/---

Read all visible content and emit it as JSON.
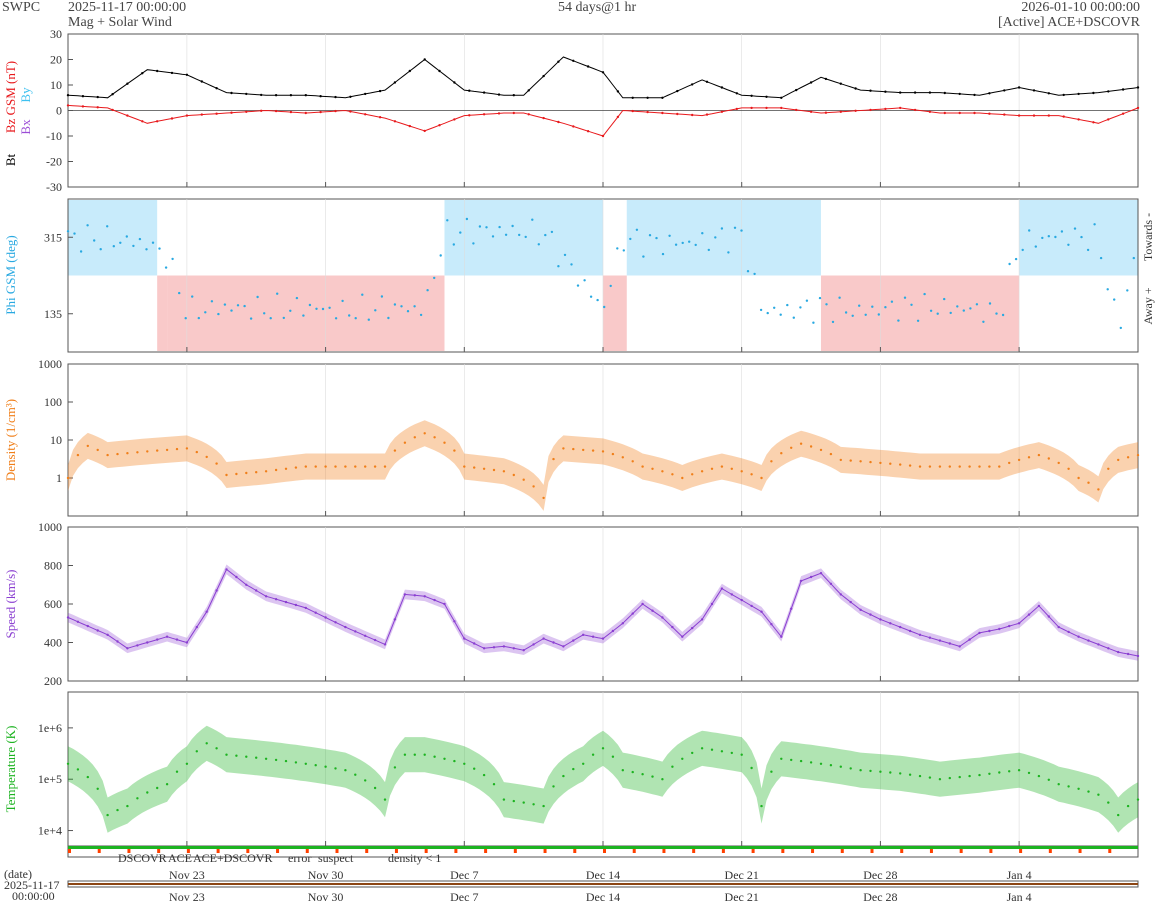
{
  "header": {
    "logo": "SWPC",
    "start": "2025-11-17 00:00:00",
    "subtitle": "Mag + Solar Wind",
    "span": "54 days@1 hr",
    "end": "2026-01-10 00:00:00",
    "source": "[Active] ACE+DSCOVR"
  },
  "x_labels": [
    "Nov 23",
    "Nov 30",
    "Dec 7",
    "Dec 14",
    "Dec 21",
    "Dec 28",
    "Jan 4"
  ],
  "footer": {
    "date_label": "(date)",
    "date_start": "2025-11-17",
    "time_start": "00:00:00"
  },
  "legend": {
    "dscovr": "DSCOVR",
    "ace": "ACE",
    "ace_dscovr": "ACE+DSCOVR",
    "error": "error",
    "suspect": "suspect",
    "density": "density < 1"
  },
  "colors": {
    "bt": "#000000",
    "bz": "#e8191c",
    "by": "#3ec1f0",
    "bx": "#9b4dd6",
    "phi": "#29a9e1",
    "toward_fill": "#c8ebfb",
    "away_fill": "#f9c9c9",
    "density": "#f07f1a",
    "speed": "#8a3fd1",
    "temperature": "#1db321"
  },
  "chart_data": [
    {
      "type": "line",
      "name": "Mag",
      "ylabel_parts": [
        "Bt",
        "Bz GSM (nT)",
        "Bx",
        "By"
      ],
      "ylim": [
        -30,
        30
      ],
      "yticks": [
        30,
        20,
        10,
        0,
        -10,
        -20,
        -30
      ],
      "x_unit": "days since 2025-11-17",
      "series": [
        {
          "name": "Bt",
          "x": [
            0,
            2,
            4,
            6,
            8,
            10,
            12,
            14,
            16,
            18,
            20,
            22,
            23,
            25,
            27,
            28,
            30,
            32,
            34,
            36,
            38,
            40,
            42,
            44,
            46,
            48,
            50,
            52,
            54
          ],
          "y": [
            6,
            5,
            16,
            14,
            7,
            6,
            6,
            5,
            8,
            20,
            8,
            6,
            6,
            21,
            15,
            5,
            5,
            12,
            6,
            5,
            13,
            8,
            7,
            7,
            6,
            9,
            6,
            7,
            9
          ]
        },
        {
          "name": "Bz GSM",
          "x": [
            0,
            2,
            4,
            6,
            8,
            10,
            12,
            14,
            16,
            18,
            20,
            22,
            23,
            25,
            27,
            28,
            30,
            32,
            34,
            36,
            38,
            40,
            42,
            44,
            46,
            48,
            50,
            52,
            54
          ],
          "y": [
            2,
            1,
            -5,
            -2,
            -1,
            0,
            -1,
            0,
            -3,
            -8,
            -2,
            -1,
            -1,
            -5,
            -10,
            0,
            -1,
            -2,
            1,
            1,
            -1,
            0,
            1,
            -1,
            -1,
            -2,
            -2,
            -5,
            1
          ]
        }
      ]
    },
    {
      "type": "scatter",
      "name": "Phi GSM",
      "ylabel": "Phi GSM (deg)",
      "yticks": [
        315,
        135
      ],
      "ylim": [
        45,
        405
      ],
      "side_labels": {
        "top": "Towards -",
        "bottom": "Away +"
      },
      "x": [
        0,
        2,
        4,
        5,
        6,
        8,
        10,
        12,
        14,
        16,
        18,
        19,
        20,
        22,
        24,
        27,
        28,
        30,
        32,
        34,
        35,
        36,
        38,
        40,
        42,
        44,
        46,
        47,
        48,
        50,
        52,
        53,
        54
      ],
      "y": [
        315,
        310,
        300,
        270,
        140,
        150,
        145,
        150,
        140,
        150,
        145,
        320,
        330,
        330,
        325,
        145,
        310,
        300,
        305,
        320,
        145,
        140,
        150,
        140,
        150,
        150,
        145,
        130,
        300,
        320,
        310,
        95,
        300
      ]
    },
    {
      "type": "line",
      "name": "Density",
      "ylabel": "Density (1/cm³)",
      "yscale": "log",
      "ylim": [
        0.1,
        1000
      ],
      "yticks": [
        "1000",
        "100",
        "10",
        "1"
      ],
      "x": [
        0,
        1,
        2,
        4,
        6,
        8,
        10,
        12,
        14,
        16,
        18,
        20,
        22,
        24,
        25,
        27,
        29,
        31,
        33,
        35,
        37,
        39,
        41,
        43,
        45,
        47,
        49,
        51,
        52,
        53,
        54
      ],
      "y": [
        1,
        7,
        4,
        5,
        6,
        1.2,
        1.5,
        2,
        2,
        2,
        15,
        2,
        1.5,
        0.3,
        6,
        5,
        2,
        1,
        2,
        1,
        8,
        3,
        2.5,
        2,
        2,
        2,
        4,
        1,
        0.5,
        3,
        4
      ]
    },
    {
      "type": "line",
      "name": "Speed",
      "ylabel": "Speed (km/s)",
      "ylim": [
        200,
        1000
      ],
      "yticks": [
        1000,
        800,
        600,
        400,
        200
      ],
      "x": [
        0,
        2,
        3,
        5,
        6,
        7,
        8,
        9,
        10,
        12,
        14,
        16,
        17,
        18,
        19,
        20,
        21,
        22,
        23,
        24,
        25,
        26,
        27,
        28,
        29,
        30,
        31,
        32,
        33,
        34,
        35,
        36,
        37,
        38,
        39,
        40,
        41,
        42,
        43,
        44,
        45,
        46,
        47,
        48,
        49,
        50,
        51,
        52,
        53,
        54
      ],
      "y": [
        530,
        440,
        370,
        430,
        400,
        560,
        780,
        700,
        640,
        580,
        480,
        390,
        650,
        640,
        600,
        420,
        370,
        380,
        360,
        420,
        380,
        440,
        420,
        500,
        600,
        530,
        430,
        520,
        680,
        620,
        560,
        430,
        720,
        760,
        650,
        570,
        520,
        480,
        440,
        410,
        380,
        450,
        470,
        500,
        590,
        480,
        430,
        390,
        350,
        330
      ]
    },
    {
      "type": "line",
      "name": "Temperature",
      "ylabel": "Temperature (K)",
      "yscale": "log",
      "ylim": [
        5000,
        5000000
      ],
      "yticks": [
        "1e+6",
        "1e+5",
        "1e+4"
      ],
      "x": [
        0,
        2,
        3,
        5,
        6,
        7,
        8,
        10,
        12,
        14,
        16,
        17,
        18,
        20,
        22,
        24,
        26,
        27,
        28,
        30,
        32,
        34,
        35,
        36,
        38,
        40,
        42,
        44,
        46,
        48,
        50,
        52,
        53,
        54
      ],
      "y": [
        200000,
        20000,
        30000,
        80000,
        200000,
        500000,
        300000,
        250000,
        200000,
        150000,
        40000,
        300000,
        300000,
        200000,
        40000,
        30000,
        200000,
        400000,
        150000,
        100000,
        400000,
        300000,
        30000,
        250000,
        200000,
        150000,
        130000,
        100000,
        120000,
        150000,
        80000,
        50000,
        20000,
        40000
      ]
    }
  ]
}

\---

Exercise prompt >>
From the material above, copy each line that includes the word "name".

Exercise answer >>
      "name": "Mag",
          "name": "Bt",
          "name": "Bz GSM",
      "name": "Phi GSM",
      "name": "Density",
      "name": "Speed",
      "name": "Temperature",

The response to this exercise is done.